● Aim of the exercise
Type the records out again in full, exactly.

(begin)

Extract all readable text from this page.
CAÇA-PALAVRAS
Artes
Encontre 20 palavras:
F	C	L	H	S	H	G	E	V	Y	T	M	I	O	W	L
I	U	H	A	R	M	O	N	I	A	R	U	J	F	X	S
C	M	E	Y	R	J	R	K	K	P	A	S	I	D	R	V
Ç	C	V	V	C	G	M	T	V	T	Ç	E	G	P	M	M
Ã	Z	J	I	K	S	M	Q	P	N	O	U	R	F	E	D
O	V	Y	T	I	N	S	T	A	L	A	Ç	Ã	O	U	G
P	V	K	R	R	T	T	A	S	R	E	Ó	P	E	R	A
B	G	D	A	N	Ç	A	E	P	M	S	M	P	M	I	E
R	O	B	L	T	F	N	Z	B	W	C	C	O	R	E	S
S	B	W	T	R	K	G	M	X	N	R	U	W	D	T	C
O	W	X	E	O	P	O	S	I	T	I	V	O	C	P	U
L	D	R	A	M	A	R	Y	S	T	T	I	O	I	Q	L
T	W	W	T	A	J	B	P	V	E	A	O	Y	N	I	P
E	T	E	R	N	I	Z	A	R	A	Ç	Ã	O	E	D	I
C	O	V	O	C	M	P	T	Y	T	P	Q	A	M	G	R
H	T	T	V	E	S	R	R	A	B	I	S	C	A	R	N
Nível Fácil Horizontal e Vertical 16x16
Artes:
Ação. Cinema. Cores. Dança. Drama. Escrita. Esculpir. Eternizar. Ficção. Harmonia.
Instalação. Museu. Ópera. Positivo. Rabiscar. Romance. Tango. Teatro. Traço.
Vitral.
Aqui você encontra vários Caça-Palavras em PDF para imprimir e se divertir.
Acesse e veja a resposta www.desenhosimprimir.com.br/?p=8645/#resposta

(end)

● Solved exercise
Extract all readable text from this page.
CAÇA-PALAVRAS
Artes
Encontre 20 palavras:
F	C	L	H	S	H	G	E	V	Y	T	M	I	O	W	L
I	U	H	A	R	M	O	N	I	A	R	U	J	F	X	S
C	M	E	Y	R	J	R	K	K	P	A	S	I	D	R	V
Ç	C	V	V	C	G	M	T	V	T	Ç	E	G	P	M	M
Ã	Z	J	I	K	S	M	Q	P	N	O	U	R	F	E	D
O	V	Y	T	I	N	S	T	A	L	A	Ç	Ã	O	U	G
P	V	K	R	R	T	T	A	S	R	E	Ó	P	E	R	A
B	G	D	A	N	Ç	A	E	P	M	S	M	P	M	I	E
R	O	B	L	T	F	N	Z	B	W	C	C	O	R	E	S
S	B	W	T	R	K	G	M	X	N	R	U	W	D	T	C
O	W	X	E	O	P	O	S	I	T	I	V	O	C	P	U
L	D	R	A	M	A	R	Y	S	T	T	I	O	I	Q	L
T	W	W	T	A	J	B	P	V	E	A	O	Y	N	I	P
E	T	E	R	N	I	Z	A	R	A	Ç	Ã	O	E	D	I
C	O	V	O	C	M	P	T	Y	T	P	Q	A	M	G	R
H	T	T	V	E	S	R	R	A	B	I	S	C	A	R	N
Nível Fácil Horizontal e Vertical 16x16
Artes:
Ação. Cinema. Cores. Dança. Drama. Escrita. Esculpir. Eternizar. Ficção. Harmonia.
Instalação. Museu. Ópera. Positivo. Rabiscar. Romance. Tango. Teatro. Traço.
Vitral.
Aqui você encontra vários Caça-Palavras em PDF para imprimir e se divertir.
Acesse e veja a resposta www.desenhosimprimir.com.br/?p=8645/#resposta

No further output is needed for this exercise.